⟨

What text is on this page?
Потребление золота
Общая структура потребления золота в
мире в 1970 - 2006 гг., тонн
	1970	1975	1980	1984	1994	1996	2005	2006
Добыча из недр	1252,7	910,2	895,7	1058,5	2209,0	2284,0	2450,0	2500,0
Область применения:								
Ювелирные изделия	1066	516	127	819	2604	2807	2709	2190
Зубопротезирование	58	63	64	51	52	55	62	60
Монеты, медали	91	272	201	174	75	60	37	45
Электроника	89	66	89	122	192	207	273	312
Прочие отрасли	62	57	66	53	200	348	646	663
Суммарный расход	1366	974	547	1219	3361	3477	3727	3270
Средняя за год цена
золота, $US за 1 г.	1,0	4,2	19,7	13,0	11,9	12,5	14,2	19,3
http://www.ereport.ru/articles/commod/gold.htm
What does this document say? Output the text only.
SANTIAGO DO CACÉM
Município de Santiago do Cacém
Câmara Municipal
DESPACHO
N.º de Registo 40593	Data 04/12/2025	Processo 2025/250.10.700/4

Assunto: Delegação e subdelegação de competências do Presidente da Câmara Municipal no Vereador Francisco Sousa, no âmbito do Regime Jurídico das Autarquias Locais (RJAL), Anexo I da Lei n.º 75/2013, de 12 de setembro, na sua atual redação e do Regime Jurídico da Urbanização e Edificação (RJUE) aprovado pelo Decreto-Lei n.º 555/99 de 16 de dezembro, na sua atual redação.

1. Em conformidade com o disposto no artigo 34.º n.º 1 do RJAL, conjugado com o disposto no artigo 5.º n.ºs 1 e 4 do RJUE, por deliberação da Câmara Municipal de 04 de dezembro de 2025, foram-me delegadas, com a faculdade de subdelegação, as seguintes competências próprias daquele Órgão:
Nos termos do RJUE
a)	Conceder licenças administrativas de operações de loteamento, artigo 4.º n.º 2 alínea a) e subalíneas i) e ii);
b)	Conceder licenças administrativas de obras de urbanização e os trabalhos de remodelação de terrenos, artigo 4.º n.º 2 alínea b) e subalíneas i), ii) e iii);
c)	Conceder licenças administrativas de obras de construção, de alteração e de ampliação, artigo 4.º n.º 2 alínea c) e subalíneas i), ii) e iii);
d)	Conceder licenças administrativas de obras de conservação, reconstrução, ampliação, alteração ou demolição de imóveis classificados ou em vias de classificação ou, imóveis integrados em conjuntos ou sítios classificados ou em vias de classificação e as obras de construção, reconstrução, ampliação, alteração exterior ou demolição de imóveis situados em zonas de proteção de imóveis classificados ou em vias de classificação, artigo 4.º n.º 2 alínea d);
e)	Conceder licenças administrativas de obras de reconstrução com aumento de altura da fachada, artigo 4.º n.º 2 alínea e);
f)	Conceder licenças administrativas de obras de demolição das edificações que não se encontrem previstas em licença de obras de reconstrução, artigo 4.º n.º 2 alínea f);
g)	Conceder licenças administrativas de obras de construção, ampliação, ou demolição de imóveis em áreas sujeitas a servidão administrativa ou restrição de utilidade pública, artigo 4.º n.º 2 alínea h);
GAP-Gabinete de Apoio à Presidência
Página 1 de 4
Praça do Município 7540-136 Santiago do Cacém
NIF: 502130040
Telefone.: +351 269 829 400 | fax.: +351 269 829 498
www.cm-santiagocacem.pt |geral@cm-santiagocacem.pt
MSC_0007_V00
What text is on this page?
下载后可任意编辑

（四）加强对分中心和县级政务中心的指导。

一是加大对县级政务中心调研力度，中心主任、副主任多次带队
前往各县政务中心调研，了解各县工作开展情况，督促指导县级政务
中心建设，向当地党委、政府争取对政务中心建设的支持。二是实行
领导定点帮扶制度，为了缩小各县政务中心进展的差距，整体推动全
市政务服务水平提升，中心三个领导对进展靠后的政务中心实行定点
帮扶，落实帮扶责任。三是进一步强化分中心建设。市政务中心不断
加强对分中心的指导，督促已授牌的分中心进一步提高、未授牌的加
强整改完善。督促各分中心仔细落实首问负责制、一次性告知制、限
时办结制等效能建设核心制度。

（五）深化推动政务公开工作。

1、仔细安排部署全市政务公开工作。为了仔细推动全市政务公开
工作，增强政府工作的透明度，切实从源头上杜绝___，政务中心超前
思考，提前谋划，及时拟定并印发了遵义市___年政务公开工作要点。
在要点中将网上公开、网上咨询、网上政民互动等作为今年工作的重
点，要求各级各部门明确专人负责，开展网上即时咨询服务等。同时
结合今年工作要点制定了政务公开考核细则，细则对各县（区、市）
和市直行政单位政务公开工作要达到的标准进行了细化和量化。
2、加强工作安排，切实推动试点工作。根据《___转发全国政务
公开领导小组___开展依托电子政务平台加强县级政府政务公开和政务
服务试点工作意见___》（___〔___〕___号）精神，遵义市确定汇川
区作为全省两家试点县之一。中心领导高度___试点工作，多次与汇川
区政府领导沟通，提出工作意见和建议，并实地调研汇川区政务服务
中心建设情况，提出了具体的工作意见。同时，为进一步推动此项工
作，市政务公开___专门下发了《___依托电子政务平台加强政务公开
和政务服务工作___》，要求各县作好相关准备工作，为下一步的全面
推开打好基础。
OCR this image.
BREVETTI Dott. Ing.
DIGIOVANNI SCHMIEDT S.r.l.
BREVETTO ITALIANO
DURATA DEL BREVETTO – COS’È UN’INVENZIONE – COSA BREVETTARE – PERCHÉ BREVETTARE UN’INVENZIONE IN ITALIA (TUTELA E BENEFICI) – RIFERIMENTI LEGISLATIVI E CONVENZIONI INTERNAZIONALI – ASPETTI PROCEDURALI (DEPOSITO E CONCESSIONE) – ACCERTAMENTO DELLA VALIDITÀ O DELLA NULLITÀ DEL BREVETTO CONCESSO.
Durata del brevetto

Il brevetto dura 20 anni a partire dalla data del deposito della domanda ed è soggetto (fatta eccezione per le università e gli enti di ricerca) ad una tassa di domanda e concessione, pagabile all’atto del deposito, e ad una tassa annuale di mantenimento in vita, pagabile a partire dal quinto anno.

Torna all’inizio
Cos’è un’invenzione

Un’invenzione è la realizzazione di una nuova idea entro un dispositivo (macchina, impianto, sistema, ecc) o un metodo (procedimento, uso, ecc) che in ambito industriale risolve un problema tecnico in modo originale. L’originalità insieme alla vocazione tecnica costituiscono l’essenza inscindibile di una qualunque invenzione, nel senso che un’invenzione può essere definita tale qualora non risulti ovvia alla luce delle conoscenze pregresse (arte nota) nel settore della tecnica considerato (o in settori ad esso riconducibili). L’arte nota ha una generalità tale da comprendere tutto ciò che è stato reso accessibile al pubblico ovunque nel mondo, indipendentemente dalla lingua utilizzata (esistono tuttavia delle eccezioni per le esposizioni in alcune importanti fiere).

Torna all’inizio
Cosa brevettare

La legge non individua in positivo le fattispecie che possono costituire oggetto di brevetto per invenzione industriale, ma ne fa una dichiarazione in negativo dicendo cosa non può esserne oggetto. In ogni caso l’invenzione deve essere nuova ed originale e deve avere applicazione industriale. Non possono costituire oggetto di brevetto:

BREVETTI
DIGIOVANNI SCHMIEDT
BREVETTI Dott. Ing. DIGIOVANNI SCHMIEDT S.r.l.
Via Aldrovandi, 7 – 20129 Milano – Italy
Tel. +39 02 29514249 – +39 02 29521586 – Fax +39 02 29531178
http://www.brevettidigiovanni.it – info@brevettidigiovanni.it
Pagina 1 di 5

⟩

Extract each line from the listing above, please, and repeat it exactly.

Final result:
What text is on this page?
Потребление золота
Общая структура потребления золота в
мире в 1970 - 2006 гг., тонн
	1970	1975	1980	1984	1994	1996	2005	2006
Добыча из недр	1252,7	910,2	895,7	1058,5	2209,0	2284,0	2450,0	2500,0
Область применения:								
Ювелирные изделия	1066	516	127	819	2604	2807	2709	2190
Зубопротезирование	58	63	64	51	52	55	62	60
Монеты, медали	91	272	201	174	75	60	37	45
Электроника	89	66	89	122	192	207	273	312
Прочие отрасли	62	57	66	53	200	348	646	663
Суммарный расход	1366	974	547	1219	3361	3477	3727	3270
Средняя за год цена
золота, $US за 1 г.	1,0	4,2	19,7	13,0	11,9	12,5	14,2	19,3
http://www.ereport.ru/articles/commod/gold.htm
What does this document say? Output the text only.
SANTIAGO DO CACÉM
Município de Santiago do Cacém
Câmara Municipal
DESPACHO
N.º de Registo 40593	Data 04/12/2025	Processo 2025/250.10.700/4

Assunto: Delegação e subdelegação de competências do Presidente da Câmara Municipal no Vereador Francisco Sousa, no âmbito do Regime Jurídico das Autarquias Locais (RJAL), Anexo I da Lei n.º 75/2013, de 12 de setembro, na sua atual redação e do Regime Jurídico da Urbanização e Edificação (RJUE) aprovado pelo Decreto-Lei n.º 555/99 de 16 de dezembro, na sua atual redação.

1. Em conformidade com o disposto no artigo 34.º n.º 1 do RJAL, conjugado com o disposto no artigo 5.º n.ºs 1 e 4 do RJUE, por deliberação da Câmara Municipal de 04 de dezembro de 2025, foram-me delegadas, com a faculdade de subdelegação, as seguintes competências próprias daquele Órgão:
Nos termos do RJUE
a)	Conceder licenças administrativas de operações de loteamento, artigo 4.º n.º 2 alínea a) e subalíneas i) e ii);
b)	Conceder licenças administrativas de obras de urbanização e os trabalhos de remodelação de terrenos, artigo 4.º n.º 2 alínea b) e subalíneas i), ii) e iii);
c)	Conceder licenças administrativas de obras de construção, de alteração e de ampliação, artigo 4.º n.º 2 alínea c) e subalíneas i), ii) e iii);
d)	Conceder licenças administrativas de obras de conservação, reconstrução, ampliação, alteração ou demolição de imóveis classificados ou em vias de classificação ou, imóveis integrados em conjuntos ou sítios classificados ou em vias de classificação e as obras de construção, reconstrução, ampliação, alteração exterior ou demolição de imóveis situados em zonas de proteção de imóveis classificados ou em vias de classificação, artigo 4.º n.º 2 alínea d);
e)	Conceder licenças administrativas de obras de reconstrução com aumento de altura da fachada, artigo 4.º n.º 2 alínea e);
f)	Conceder licenças administrativas de obras de demolição das edificações que não se encontrem previstas em licença de obras de reconstrução, artigo 4.º n.º 2 alínea f);
g)	Conceder licenças administrativas de obras de construção, ampliação, ou demolição de imóveis em áreas sujeitas a servidão administrativa ou restrição de utilidade pública, artigo 4.º n.º 2 alínea h);
GAP-Gabinete de Apoio à Presidência
Página 1 de 4
Praça do Município 7540-136 Santiago do Cacém
NIF: 502130040
Telefone.: +351 269 829 400 | fax.: +351 269 829 498
www.cm-santiagocacem.pt |geral@cm-santiagocacem.pt
MSC_0007_V00
What text is on this page?
下载后可任意编辑

（四）加强对分中心和县级政务中心的指导。

一是加大对县级政务中心调研力度，中心主任、副主任多次带队
前往各县政务中心调研，了解各县工作开展情况，督促指导县级政务
中心建设，向当地党委、政府争取对政务中心建设的支持。二是实行
领导定点帮扶制度，为了缩小各县政务中心进展的差距，整体推动全
市政务服务水平提升，中心三个领导对进展靠后的政务中心实行定点
帮扶，落实帮扶责任。三是进一步强化分中心建设。市政务中心不断
加强对分中心的指导，督促已授牌的分中心进一步提高、未授牌的加
强整改完善。督促各分中心仔细落实首问负责制、一次性告知制、限
时办结制等效能建设核心制度。

（五）深化推动政务公开工作。

1、仔细安排部署全市政务公开工作。为了仔细推动全市政务公开
工作，增强政府工作的透明度，切实从源头上杜绝___，政务中心超前
思考，提前谋划，及时拟定并印发了遵义市___年政务公开工作要点。
在要点中将网上公开、网上咨询、网上政民互动等作为今年工作的重
点，要求各级各部门明确专人负责，开展网上即时咨询服务等。同时
结合今年工作要点制定了政务公开考核细则，细则对各县（区、市）
和市直行政单位政务公开工作要达到的标准进行了细化和量化。
2、加强工作安排，切实推动试点工作。根据《___转发全国政务
公开领导小组___开展依托电子政务平台加强县级政府政务公开和政务
服务试点工作意见___》（___〔___〕___号）精神，遵义市确定汇川
区作为全省两家试点县之一。中心领导高度___试点工作，多次与汇川
区政府领导沟通，提出工作意见和建议，并实地调研汇川区政务服务
中心建设情况，提出了具体的工作意见。同时，为进一步推动此项工
作，市政务公开___专门下发了《___依托电子政务平台加强政务公开
和政务服务工作___》，要求各县作好相关准备工作，为下一步的全面
推开打好基础。
OCR this image.
BREVETTI Dott. Ing.
DIGIOVANNI SCHMIEDT S.r.l.
BREVETTO ITALIANO
DURATA DEL BREVETTO – COS’È UN’INVENZIONE – COSA BREVETTARE – PERCHÉ BREVETTARE UN’INVENZIONE IN ITALIA (TUTELA E BENEFICI) – RIFERIMENTI LEGISLATIVI E CONVENZIONI INTERNAZIONALI – ASPETTI PROCEDURALI (DEPOSITO E CONCESSIONE) – ACCERTAMENTO DELLA VALIDITÀ O DELLA NULLITÀ DEL BREVETTO CONCESSO.
Durata del brevetto

Il brevetto dura 20 anni a partire dalla data del deposito della domanda ed è soggetto (fatta eccezione per le università e gli enti di ricerca) ad una tassa di domanda e concessione, pagabile all’atto del deposito, e ad una tassa annuale di mantenimento in vita, pagabile a partire dal quinto anno.

Torna all’inizio
Cos’è un’invenzione

Un’invenzione è la realizzazione di una nuova idea entro un dispositivo (macchina, impianto, sistema, ecc) o un metodo (procedimento, uso, ecc) che in ambito industriale risolve un problema tecnico in modo originale. L’originalità insieme alla vocazione tecnica costituiscono l’essenza inscindibile di una qualunque invenzione, nel senso che un’invenzione può essere definita tale qualora non risulti ovvia alla luce delle conoscenze pregresse (arte nota) nel settore della tecnica considerato (o in settori ad esso riconducibili). L’arte nota ha una generalità tale da comprendere tutto ciò che è stato reso accessibile al pubblico ovunque nel mondo, indipendentemente dalla lingua utilizzata (esistono tuttavia delle eccezioni per le esposizioni in alcune importanti fiere).

Torna all’inizio
Cosa brevettare

La legge non individua in positivo le fattispecie che possono costituire oggetto di brevetto per invenzione industriale, ma ne fa una dichiarazione in negativo dicendo cosa non può esserne oggetto. In ogni caso l’invenzione deve essere nuova ed originale e deve avere applicazione industriale. Non possono costituire oggetto di brevetto:

BREVETTI
DIGIOVANNI SCHMIEDT
BREVETTI Dott. Ing. DIGIOVANNI SCHMIEDT S.r.l.
Via Aldrovandi, 7 – 20129 Milano – Italy
Tel. +39 02 29514249 – +39 02 29521586 – Fax +39 02 29531178
http://www.brevettidigiovanni.it – info@brevettidigiovanni.it
Pagina 1 di 5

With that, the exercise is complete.